PROVIDED RECORDS:
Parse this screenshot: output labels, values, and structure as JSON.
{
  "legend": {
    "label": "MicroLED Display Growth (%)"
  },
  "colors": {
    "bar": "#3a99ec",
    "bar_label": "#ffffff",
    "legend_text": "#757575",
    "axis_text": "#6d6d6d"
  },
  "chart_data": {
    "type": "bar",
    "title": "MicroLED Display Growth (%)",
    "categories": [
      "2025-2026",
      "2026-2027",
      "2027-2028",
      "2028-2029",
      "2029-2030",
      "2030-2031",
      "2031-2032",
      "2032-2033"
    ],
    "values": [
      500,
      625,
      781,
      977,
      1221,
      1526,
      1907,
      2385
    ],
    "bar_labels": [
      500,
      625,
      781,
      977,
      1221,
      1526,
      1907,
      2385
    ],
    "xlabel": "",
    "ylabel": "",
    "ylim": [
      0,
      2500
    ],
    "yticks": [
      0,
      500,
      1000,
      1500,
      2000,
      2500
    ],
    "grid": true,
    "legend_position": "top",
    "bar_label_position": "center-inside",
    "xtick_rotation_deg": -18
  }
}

EXERCISE: Return the listing above in full, character for character.

REPLY TO THE TASK:
Parse this screenshot: output labels, values, and structure as JSON.
{
  "legend": {
    "label": "MicroLED Display Growth (%)"
  },
  "colors": {
    "bar": "#3a99ec",
    "bar_label": "#ffffff",
    "legend_text": "#757575",
    "axis_text": "#6d6d6d"
  },
  "chart_data": {
    "type": "bar",
    "title": "MicroLED Display Growth (%)",
    "categories": [
      "2025-2026",
      "2026-2027",
      "2027-2028",
      "2028-2029",
      "2029-2030",
      "2030-2031",
      "2031-2032",
      "2032-2033"
    ],
    "values": [
      500,
      625,
      781,
      977,
      1221,
      1526,
      1907,
      2385
    ],
    "bar_labels": [
      500,
      625,
      781,
      977,
      1221,
      1526,
      1907,
      2385
    ],
    "xlabel": "",
    "ylabel": "",
    "ylim": [
      0,
      2500
    ],
    "yticks": [
      0,
      500,
      1000,
      1500,
      2000,
      2500
    ],
    "grid": true,
    "legend_position": "top",
    "bar_label_position": "center-inside",
    "xtick_rotation_deg": -18
  }
}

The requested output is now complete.